● TASK GOAL: Render each line of the items below as a string in a single JSON list, one string per line, with blank lines omitted.

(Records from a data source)
::::::::::
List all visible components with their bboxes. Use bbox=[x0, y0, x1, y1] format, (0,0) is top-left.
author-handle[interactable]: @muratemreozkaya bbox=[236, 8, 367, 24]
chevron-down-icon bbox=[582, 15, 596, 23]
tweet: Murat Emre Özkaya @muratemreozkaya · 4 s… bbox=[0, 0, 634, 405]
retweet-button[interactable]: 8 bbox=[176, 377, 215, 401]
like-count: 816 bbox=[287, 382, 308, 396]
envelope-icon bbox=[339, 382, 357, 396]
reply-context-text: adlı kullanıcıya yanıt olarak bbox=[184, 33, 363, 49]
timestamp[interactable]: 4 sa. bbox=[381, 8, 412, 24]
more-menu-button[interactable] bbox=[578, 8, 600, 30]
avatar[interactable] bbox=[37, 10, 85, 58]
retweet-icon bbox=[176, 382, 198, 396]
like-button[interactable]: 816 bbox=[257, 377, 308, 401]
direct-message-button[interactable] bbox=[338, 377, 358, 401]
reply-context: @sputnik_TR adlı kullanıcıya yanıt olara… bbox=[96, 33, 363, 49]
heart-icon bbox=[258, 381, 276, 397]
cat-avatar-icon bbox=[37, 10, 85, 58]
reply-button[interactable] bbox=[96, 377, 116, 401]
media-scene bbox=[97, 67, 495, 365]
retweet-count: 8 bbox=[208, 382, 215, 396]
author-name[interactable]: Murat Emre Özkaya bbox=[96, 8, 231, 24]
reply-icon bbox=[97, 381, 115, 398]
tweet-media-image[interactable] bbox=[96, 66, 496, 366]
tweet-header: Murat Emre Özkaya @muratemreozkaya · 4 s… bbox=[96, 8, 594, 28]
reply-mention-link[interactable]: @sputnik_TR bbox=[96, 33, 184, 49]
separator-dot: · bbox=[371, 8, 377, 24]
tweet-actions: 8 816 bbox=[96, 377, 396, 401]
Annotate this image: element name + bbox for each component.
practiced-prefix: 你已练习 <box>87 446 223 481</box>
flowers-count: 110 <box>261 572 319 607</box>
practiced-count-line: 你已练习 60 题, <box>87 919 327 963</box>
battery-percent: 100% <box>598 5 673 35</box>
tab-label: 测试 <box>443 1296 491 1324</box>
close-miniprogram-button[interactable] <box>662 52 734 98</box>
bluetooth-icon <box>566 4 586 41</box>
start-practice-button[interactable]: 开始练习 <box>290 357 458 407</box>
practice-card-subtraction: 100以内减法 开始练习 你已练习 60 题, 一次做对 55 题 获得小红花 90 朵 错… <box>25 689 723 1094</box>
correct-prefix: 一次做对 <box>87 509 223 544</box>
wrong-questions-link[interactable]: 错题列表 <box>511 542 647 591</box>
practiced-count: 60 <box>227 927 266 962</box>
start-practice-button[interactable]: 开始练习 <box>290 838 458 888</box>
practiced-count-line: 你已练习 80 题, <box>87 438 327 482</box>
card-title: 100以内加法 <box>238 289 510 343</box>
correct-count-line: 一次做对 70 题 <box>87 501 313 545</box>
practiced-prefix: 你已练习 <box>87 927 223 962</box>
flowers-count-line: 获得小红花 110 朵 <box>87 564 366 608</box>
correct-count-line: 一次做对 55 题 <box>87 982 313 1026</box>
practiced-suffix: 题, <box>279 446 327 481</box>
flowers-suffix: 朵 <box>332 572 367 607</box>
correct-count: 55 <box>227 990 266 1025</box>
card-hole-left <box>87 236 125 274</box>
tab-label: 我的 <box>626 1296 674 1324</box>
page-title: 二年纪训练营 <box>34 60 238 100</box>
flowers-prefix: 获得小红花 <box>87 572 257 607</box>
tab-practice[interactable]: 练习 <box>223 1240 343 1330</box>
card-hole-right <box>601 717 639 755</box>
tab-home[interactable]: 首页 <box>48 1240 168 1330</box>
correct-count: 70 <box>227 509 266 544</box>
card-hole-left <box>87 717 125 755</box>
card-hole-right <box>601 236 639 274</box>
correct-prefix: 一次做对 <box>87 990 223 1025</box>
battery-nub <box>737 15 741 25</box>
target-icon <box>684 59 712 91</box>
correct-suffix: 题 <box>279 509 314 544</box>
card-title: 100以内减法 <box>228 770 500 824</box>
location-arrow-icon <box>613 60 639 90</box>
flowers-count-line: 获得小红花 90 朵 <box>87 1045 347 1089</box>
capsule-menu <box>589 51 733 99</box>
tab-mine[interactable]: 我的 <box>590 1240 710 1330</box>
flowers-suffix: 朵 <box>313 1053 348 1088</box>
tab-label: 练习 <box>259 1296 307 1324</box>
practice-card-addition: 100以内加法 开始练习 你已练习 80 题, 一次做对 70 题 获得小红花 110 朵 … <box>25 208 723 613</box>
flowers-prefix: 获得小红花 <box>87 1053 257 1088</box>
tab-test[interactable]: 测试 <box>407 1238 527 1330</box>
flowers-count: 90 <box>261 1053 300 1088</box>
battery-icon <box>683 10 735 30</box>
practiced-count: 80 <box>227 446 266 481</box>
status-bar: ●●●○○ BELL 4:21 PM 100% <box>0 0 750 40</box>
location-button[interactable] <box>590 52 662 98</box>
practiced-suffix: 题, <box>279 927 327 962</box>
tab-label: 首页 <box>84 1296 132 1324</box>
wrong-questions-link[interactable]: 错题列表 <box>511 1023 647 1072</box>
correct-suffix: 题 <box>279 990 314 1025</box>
::::::::::
● FULL ANSWER:
[
  "List all visible components with their bboxes. Use bbox=[x0, y0, x1, y1] format, (0,0) is top-left.",
  "author-handle[interactable]: @muratemreozkaya bbox=[236, 8, 367, 24]",
  "chevron-down-icon bbox=[582, 15, 596, 23]",
  "tweet: Murat Emre Özkaya @muratemreozkaya · 4 s… bbox=[0, 0, 634, 405]",
  "retweet-button[interactable]: 8 bbox=[176, 377, 215, 401]",
  "like-count: 816 bbox=[287, 382, 308, 396]",
  "envelope-icon bbox=[339, 382, 357, 396]",
  "reply-context-text: adlı kullanıcıya yanıt olarak bbox=[184, 33, 363, 49]",
  "timestamp[interactable]: 4 sa. bbox=[381, 8, 412, 24]",
  "more-menu-button[interactable] bbox=[578, 8, 600, 30]",
  "avatar[interactable] bbox=[37, 10, 85, 58]",
  "retweet-icon bbox=[176, 382, 198, 396]",
  "like-button[interactable]: 816 bbox=[257, 377, 308, 401]",
  "direct-message-button[interactable] bbox=[338, 377, 358, 401]",
  "reply-context: @sputnik_TR adlı kullanıcıya yanıt olara… bbox=[96, 33, 363, 49]",
  "heart-icon bbox=[258, 381, 276, 397]",
  "cat-avatar-icon bbox=[37, 10, 85, 58]",
  "reply-button[interactable] bbox=[96, 377, 116, 401]",
  "media-scene bbox=[97, 67, 495, 365]",
  "retweet-count: 8 bbox=[208, 382, 215, 396]",
  "author-name[interactable]: Murat Emre Özkaya bbox=[96, 8, 231, 24]",
  "reply-icon bbox=[97, 381, 115, 398]",
  "tweet-media-image[interactable] bbox=[96, 66, 496, 366]",
  "tweet-header: Murat Emre Özkaya @muratemreozkaya · 4 s… bbox=[96, 8, 594, 28]",
  "reply-mention-link[interactable]: @sputnik_TR bbox=[96, 33, 184, 49]",
  "separator-dot: · bbox=[371, 8, 377, 24]",
  "tweet-actions: 8 816 bbox=[96, 377, 396, 401]",
  "Annotate this image: element name + bbox for each component.",
  "practiced-prefix: 你已练习 <box>87 446 223 481</box>",
  "flowers-count: 110 <box>261 572 319 607</box>",
  "practiced-count-line: 你已练习 60 题, <box>87 919 327 963</box>",
  "battery-percent: 100% <box>598 5 673 35</box>",
  "tab-label: 测试 <box>443 1296 491 1324</box>",
  "close-miniprogram-button[interactable] <box>662 52 734 98</box>",
  "bluetooth-icon <box>566 4 586 41</box>",
  "start-practice-button[interactable]: 开始练习 <box>290 357 458 407</box>",
  "practice-card-subtraction: 100以内减法 开始练习 你已练习 60 题, 一次做对 55 题 获得小红花 90 朵 错… <box>25 689 723 1094</box>",
  "correct-prefix: 一次做对 <box>87 509 223 544</box>",
  "wrong-questions-link[interactable]: 错题列表 <box>511 542 647 591</box>",
  "practiced-count: 60 <box>227 927 266 962</box>",
  "start-practice-button[interactable]: 开始练习 <box>290 838 458 888</box>",
  "practiced-count-line: 你已练习 80 题, <box>87 438 327 482</box>",
  "card-title: 100以内加法 <box>238 289 510 343</box>",
  "correct-count-line: 一次做对 70 题 <box>87 501 313 545</box>",
  "practiced-prefix: 你已练习 <box>87 927 223 962</box>",
  "flowers-count-line: 获得小红花 110 朵 <box>87 564 366 608</box>",
  "correct-count-line: 一次做对 55 题 <box>87 982 313 1026</box>",
  "practiced-suffix: 题, <box>279 446 327 481</box>",
  "flowers-suffix: 朵 <box>332 572 367 607</box>",
  "correct-count: 55 <box>227 990 266 1025</box>",
  "card-hole-left <box>87 236 125 274</box>",
  "tab-label: 我的 <box>626 1296 674 1324</box>",
  "page-title: 二年纪训练营 <box>34 60 238 100</box>",
  "flowers-prefix: 获得小红花 <box>87 572 257 607</box>",
  "tab-practice[interactable]: 练习 <box>223 1240 343 1330</box>",
  "card-hole-right <box>601 717 639 755</box>",
  "tab-home[interactable]: 首页 <box>48 1240 168 1330</box>",
  "correct-count: 70 <box>227 509 266 544</box>",
  "card-hole-left <box>87 717 125 755</box>",
  "card-hole-right <box>601 236 639 274</box>",
  "correct-prefix: 一次做对 <box>87 990 223 1025</box>",
  "battery-nub <box>737 15 741 25</box>",
  "target-icon <box>684 59 712 91</box>",
  "correct-suffix: 题 <box>279 509 314 544</box>",
  "card-title: 100以内减法 <box>228 770 500 824</box>",
  "location-arrow-icon <box>613 60 639 90</box>",
  "flowers-count-line: 获得小红花 90 朵 <box>87 1045 347 1089</box>",
  "capsule-menu <box>589 51 733 99</box>",
  "tab-mine[interactable]: 我的 <box>590 1240 710 1330</box>",
  "flowers-suffix: 朵 <box>313 1053 348 1088</box>",
  "tab-label: 练习 <box>259 1296 307 1324</box>",
  "practice-card-addition: 100以内加法 开始练习 你已练习 80 题, 一次做对 70 题 获得小红花 110 朵 … <box>25 208 723 613</box>",
  "flowers-prefix: 获得小红花 <box>87 1053 257 1088</box>",
  "tab-test[interactable]: 测试 <box>407 1238 527 1330</box>",
  "flowers-count: 90 <box>261 1053 300 1088</box>",
  "battery-icon <box>683 10 735 30</box>",
  "practiced-count: 80 <box>227 446 266 481</box>",
  "status-bar: ●●●○○ BELL 4:21 PM 100% <box>0 0 750 40</box>",
  "location-button[interactable] <box>590 52 662 98</box>",
  "practiced-suffix: 题, <box>279 927 327 962</box>",
  "tab-label: 首页 <box>84 1296 132 1324</box>",
  "wrong-questions-link[interactable]: 错题列表 <box>511 1023 647 1072</box>",
  "correct-suffix: 题 <box>279 990 314 1025</box>"
]